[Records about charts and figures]
___

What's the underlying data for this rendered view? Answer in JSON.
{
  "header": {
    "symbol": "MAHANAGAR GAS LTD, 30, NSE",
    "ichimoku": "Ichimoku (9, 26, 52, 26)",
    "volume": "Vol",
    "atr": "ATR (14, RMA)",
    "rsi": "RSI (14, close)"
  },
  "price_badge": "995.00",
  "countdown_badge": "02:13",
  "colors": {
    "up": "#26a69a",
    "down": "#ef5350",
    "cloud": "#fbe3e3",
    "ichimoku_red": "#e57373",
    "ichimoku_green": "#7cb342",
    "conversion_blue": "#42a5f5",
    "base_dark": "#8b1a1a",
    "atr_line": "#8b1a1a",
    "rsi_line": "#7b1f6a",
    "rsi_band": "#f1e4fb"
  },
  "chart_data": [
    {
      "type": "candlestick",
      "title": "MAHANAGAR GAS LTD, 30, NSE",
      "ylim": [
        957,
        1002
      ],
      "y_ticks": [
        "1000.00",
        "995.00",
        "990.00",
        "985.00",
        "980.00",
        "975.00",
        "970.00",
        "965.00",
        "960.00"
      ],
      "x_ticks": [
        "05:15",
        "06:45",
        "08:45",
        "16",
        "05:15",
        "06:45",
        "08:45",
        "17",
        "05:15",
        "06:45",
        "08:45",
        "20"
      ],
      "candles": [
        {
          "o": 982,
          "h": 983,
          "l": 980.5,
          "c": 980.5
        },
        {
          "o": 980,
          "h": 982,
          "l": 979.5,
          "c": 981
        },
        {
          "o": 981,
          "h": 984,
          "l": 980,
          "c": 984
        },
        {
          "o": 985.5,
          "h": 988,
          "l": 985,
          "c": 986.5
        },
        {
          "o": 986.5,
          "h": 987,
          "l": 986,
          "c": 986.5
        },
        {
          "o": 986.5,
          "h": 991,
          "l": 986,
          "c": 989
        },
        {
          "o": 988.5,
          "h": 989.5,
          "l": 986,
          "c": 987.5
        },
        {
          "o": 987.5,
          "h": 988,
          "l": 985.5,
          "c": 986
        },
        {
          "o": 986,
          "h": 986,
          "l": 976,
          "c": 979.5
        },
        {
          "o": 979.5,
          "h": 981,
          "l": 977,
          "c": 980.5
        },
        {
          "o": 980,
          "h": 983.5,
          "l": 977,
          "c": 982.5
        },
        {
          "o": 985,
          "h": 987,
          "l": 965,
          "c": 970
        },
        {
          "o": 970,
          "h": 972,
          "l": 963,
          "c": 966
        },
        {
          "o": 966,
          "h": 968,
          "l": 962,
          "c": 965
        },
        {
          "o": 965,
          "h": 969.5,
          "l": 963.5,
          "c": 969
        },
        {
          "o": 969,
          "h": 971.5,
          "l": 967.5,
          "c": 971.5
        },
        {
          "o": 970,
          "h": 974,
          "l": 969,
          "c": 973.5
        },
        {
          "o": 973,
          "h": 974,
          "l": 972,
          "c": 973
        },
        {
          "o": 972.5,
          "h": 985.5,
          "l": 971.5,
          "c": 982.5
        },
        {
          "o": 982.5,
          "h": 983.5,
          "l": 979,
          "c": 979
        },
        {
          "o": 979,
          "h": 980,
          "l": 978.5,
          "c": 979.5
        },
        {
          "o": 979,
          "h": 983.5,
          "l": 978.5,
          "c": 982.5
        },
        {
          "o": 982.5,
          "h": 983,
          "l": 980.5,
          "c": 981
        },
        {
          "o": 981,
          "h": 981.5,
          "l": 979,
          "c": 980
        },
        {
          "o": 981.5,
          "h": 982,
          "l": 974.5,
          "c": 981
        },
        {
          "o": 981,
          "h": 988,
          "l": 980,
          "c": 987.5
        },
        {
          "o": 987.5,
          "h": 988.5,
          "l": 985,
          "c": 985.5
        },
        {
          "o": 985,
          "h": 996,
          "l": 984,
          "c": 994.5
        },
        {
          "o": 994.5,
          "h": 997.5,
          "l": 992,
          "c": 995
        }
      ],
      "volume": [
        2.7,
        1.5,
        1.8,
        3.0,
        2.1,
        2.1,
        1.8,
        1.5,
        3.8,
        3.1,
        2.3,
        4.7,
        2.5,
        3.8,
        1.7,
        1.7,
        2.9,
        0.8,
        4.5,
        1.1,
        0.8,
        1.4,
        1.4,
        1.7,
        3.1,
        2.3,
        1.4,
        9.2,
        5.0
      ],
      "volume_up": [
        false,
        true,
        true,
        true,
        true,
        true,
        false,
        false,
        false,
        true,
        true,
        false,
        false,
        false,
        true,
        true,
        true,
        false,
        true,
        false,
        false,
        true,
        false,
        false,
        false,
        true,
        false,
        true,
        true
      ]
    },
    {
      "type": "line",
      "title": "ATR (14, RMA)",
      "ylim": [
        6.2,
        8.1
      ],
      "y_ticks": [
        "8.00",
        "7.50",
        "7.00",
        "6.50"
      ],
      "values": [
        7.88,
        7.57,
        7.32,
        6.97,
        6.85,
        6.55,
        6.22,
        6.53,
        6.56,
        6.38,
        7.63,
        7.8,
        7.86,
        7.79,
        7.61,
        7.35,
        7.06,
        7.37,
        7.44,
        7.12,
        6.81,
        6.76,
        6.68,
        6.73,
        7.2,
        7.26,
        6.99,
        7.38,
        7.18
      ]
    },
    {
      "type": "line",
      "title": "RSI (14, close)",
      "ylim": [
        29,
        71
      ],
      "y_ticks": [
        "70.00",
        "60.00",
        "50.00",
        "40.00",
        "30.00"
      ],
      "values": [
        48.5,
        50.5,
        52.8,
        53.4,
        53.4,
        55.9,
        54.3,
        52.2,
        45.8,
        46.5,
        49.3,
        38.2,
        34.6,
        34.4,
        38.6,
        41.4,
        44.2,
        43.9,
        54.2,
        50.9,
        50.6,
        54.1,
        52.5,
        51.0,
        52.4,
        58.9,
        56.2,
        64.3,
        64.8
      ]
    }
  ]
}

___

### Given problem
Take the entries and copy them out exactly.

### Completed exercise
What's the underlying data for this rendered view? Answer in JSON.
{
  "header": {
    "symbol": "MAHANAGAR GAS LTD, 30, NSE",
    "ichimoku": "Ichimoku (9, 26, 52, 26)",
    "volume": "Vol",
    "atr": "ATR (14, RMA)",
    "rsi": "RSI (14, close)"
  },
  "price_badge": "995.00",
  "countdown_badge": "02:13",
  "colors": {
    "up": "#26a69a",
    "down": "#ef5350",
    "cloud": "#fbe3e3",
    "ichimoku_red": "#e57373",
    "ichimoku_green": "#7cb342",
    "conversion_blue": "#42a5f5",
    "base_dark": "#8b1a1a",
    "atr_line": "#8b1a1a",
    "rsi_line": "#7b1f6a",
    "rsi_band": "#f1e4fb"
  },
  "chart_data": [
    {
      "type": "candlestick",
      "title": "MAHANAGAR GAS LTD, 30, NSE",
      "ylim": [
        957,
        1002
      ],
      "y_ticks": [
        "1000.00",
        "995.00",
        "990.00",
        "985.00",
        "980.00",
        "975.00",
        "970.00",
        "965.00",
        "960.00"
      ],
      "x_ticks": [
        "05:15",
        "06:45",
        "08:45",
        "16",
        "05:15",
        "06:45",
        "08:45",
        "17",
        "05:15",
        "06:45",
        "08:45",
        "20"
      ],
      "candles": [
        {
          "o": 982,
          "h": 983,
          "l": 980.5,
          "c": 980.5
        },
        {
          "o": 980,
          "h": 982,
          "l": 979.5,
          "c": 981
        },
        {
          "o": 981,
          "h": 984,
          "l": 980,
          "c": 984
        },
        {
          "o": 985.5,
          "h": 988,
          "l": 985,
          "c": 986.5
        },
        {
          "o": 986.5,
          "h": 987,
          "l": 986,
          "c": 986.5
        },
        {
          "o": 986.5,
          "h": 991,
          "l": 986,
          "c": 989
        },
        {
          "o": 988.5,
          "h": 989.5,
          "l": 986,
          "c": 987.5
        },
        {
          "o": 987.5,
          "h": 988,
          "l": 985.5,
          "c": 986
        },
        {
          "o": 986,
          "h": 986,
          "l": 976,
          "c": 979.5
        },
        {
          "o": 979.5,
          "h": 981,
          "l": 977,
          "c": 980.5
        },
        {
          "o": 980,
          "h": 983.5,
          "l": 977,
          "c": 982.5
        },
        {
          "o": 985,
          "h": 987,
          "l": 965,
          "c": 970
        },
        {
          "o": 970,
          "h": 972,
          "l": 963,
          "c": 966
        },
        {
          "o": 966,
          "h": 968,
          "l": 962,
          "c": 965
        },
        {
          "o": 965,
          "h": 969.5,
          "l": 963.5,
          "c": 969
        },
        {
          "o": 969,
          "h": 971.5,
          "l": 967.5,
          "c": 971.5
        },
        {
          "o": 970,
          "h": 974,
          "l": 969,
          "c": 973.5
        },
        {
          "o": 973,
          "h": 974,
          "l": 972,
          "c": 973
        },
        {
          "o": 972.5,
          "h": 985.5,
          "l": 971.5,
          "c": 982.5
        },
        {
          "o": 982.5,
          "h": 983.5,
          "l": 979,
          "c": 979
        },
        {
          "o": 979,
          "h": 980,
          "l": 978.5,
          "c": 979.5
        },
        {
          "o": 979,
          "h": 983.5,
          "l": 978.5,
          "c": 982.5
        },
        {
          "o": 982.5,
          "h": 983,
          "l": 980.5,
          "c": 981
        },
        {
          "o": 981,
          "h": 981.5,
          "l": 979,
          "c": 980
        },
        {
          "o": 981.5,
          "h": 982,
          "l": 974.5,
          "c": 981
        },
        {
          "o": 981,
          "h": 988,
          "l": 980,
          "c": 987.5
        },
        {
          "o": 987.5,
          "h": 988.5,
          "l": 985,
          "c": 985.5
        },
        {
          "o": 985,
          "h": 996,
          "l": 984,
          "c": 994.5
        },
        {
          "o": 994.5,
          "h": 997.5,
          "l": 992,
          "c": 995
        }
      ],
      "volume": [
        2.7,
        1.5,
        1.8,
        3.0,
        2.1,
        2.1,
        1.8,
        1.5,
        3.8,
        3.1,
        2.3,
        4.7,
        2.5,
        3.8,
        1.7,
        1.7,
        2.9,
        0.8,
        4.5,
        1.1,
        0.8,
        1.4,
        1.4,
        1.7,
        3.1,
        2.3,
        1.4,
        9.2,
        5.0
      ],
      "volume_up": [
        false,
        true,
        true,
        true,
        true,
        true,
        false,
        false,
        false,
        true,
        true,
        false,
        false,
        false,
        true,
        true,
        true,
        false,
        true,
        false,
        false,
        true,
        false,
        false,
        false,
        true,
        false,
        true,
        true
      ]
    },
    {
      "type": "line",
      "title": "ATR (14, RMA)",
      "ylim": [
        6.2,
        8.1
      ],
      "y_ticks": [
        "8.00",
        "7.50",
        "7.00",
        "6.50"
      ],
      "values": [
        7.88,
        7.57,
        7.32,
        6.97,
        6.85,
        6.55,
        6.22,
        6.53,
        6.56,
        6.38,
        7.63,
        7.8,
        7.86,
        7.79,
        7.61,
        7.35,
        7.06,
        7.37,
        7.44,
        7.12,
        6.81,
        6.76,
        6.68,
        6.73,
        7.2,
        7.26,
        6.99,
        7.38,
        7.18
      ]
    },
    {
      "type": "line",
      "title": "RSI (14, close)",
      "ylim": [
        29,
        71
      ],
      "y_ticks": [
        "70.00",
        "60.00",
        "50.00",
        "40.00",
        "30.00"
      ],
      "values": [
        48.5,
        50.5,
        52.8,
        53.4,
        53.4,
        55.9,
        54.3,
        52.2,
        45.8,
        46.5,
        49.3,
        38.2,
        34.6,
        34.4,
        38.6,
        41.4,
        44.2,
        43.9,
        54.2,
        50.9,
        50.6,
        54.1,
        52.5,
        51.0,
        52.4,
        58.9,
        56.2,
        64.3,
        64.8
      ]
    }
  ]
}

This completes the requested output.